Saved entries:
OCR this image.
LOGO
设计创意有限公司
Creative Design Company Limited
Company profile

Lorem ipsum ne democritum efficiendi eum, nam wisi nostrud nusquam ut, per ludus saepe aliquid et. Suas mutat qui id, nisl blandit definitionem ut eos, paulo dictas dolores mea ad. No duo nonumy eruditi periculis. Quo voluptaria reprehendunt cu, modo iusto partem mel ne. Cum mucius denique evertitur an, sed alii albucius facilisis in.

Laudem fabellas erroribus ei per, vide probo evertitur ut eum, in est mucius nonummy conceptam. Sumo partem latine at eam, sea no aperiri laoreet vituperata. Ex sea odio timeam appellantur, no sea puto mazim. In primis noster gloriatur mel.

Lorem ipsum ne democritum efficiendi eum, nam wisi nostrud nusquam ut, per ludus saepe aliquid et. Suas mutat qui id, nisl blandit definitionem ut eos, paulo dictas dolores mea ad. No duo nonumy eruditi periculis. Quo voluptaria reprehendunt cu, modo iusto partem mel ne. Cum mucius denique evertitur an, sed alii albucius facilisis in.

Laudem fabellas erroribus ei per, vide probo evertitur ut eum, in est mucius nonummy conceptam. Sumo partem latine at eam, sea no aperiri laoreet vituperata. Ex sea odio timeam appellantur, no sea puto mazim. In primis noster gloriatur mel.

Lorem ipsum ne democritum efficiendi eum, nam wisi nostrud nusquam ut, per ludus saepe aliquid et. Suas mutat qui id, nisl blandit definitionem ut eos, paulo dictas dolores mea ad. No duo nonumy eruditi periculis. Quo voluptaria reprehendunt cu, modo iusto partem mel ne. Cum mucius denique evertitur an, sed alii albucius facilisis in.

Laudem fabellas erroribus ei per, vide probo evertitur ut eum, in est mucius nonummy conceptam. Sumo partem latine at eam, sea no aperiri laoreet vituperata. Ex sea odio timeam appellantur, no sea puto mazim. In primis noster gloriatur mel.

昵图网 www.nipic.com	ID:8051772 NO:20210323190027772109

Exercise description: Quote the entire listing above exactly.

Solution for this exercise:
OCR this image.
LOGO
设计创意有限公司
Creative Design Company Limited
Company profile

Lorem ipsum ne democritum efficiendi eum, nam wisi nostrud nusquam ut, per ludus saepe aliquid et. Suas mutat qui id, nisl blandit definitionem ut eos, paulo dictas dolores mea ad. No duo nonumy eruditi periculis. Quo voluptaria reprehendunt cu, modo iusto partem mel ne. Cum mucius denique evertitur an, sed alii albucius facilisis in.

Laudem fabellas erroribus ei per, vide probo evertitur ut eum, in est mucius nonummy conceptam. Sumo partem latine at eam, sea no aperiri laoreet vituperata. Ex sea odio timeam appellantur, no sea puto mazim. In primis noster gloriatur mel.

Lorem ipsum ne democritum efficiendi eum, nam wisi nostrud nusquam ut, per ludus saepe aliquid et. Suas mutat qui id, nisl blandit definitionem ut eos, paulo dictas dolores mea ad. No duo nonumy eruditi periculis. Quo voluptaria reprehendunt cu, modo iusto partem mel ne. Cum mucius denique evertitur an, sed alii albucius facilisis in.

Laudem fabellas erroribus ei per, vide probo evertitur ut eum, in est mucius nonummy conceptam. Sumo partem latine at eam, sea no aperiri laoreet vituperata. Ex sea odio timeam appellantur, no sea puto mazim. In primis noster gloriatur mel.

Lorem ipsum ne democritum efficiendi eum, nam wisi nostrud nusquam ut, per ludus saepe aliquid et. Suas mutat qui id, nisl blandit definitionem ut eos, paulo dictas dolores mea ad. No duo nonumy eruditi periculis. Quo voluptaria reprehendunt cu, modo iusto partem mel ne. Cum mucius denique evertitur an, sed alii albucius facilisis in.

Laudem fabellas erroribus ei per, vide probo evertitur ut eum, in est mucius nonummy conceptam. Sumo partem latine at eam, sea no aperiri laoreet vituperata. Ex sea odio timeam appellantur, no sea puto mazim. In primis noster gloriatur mel.

昵图网 www.nipic.com	ID:8051772 NO:20210323190027772109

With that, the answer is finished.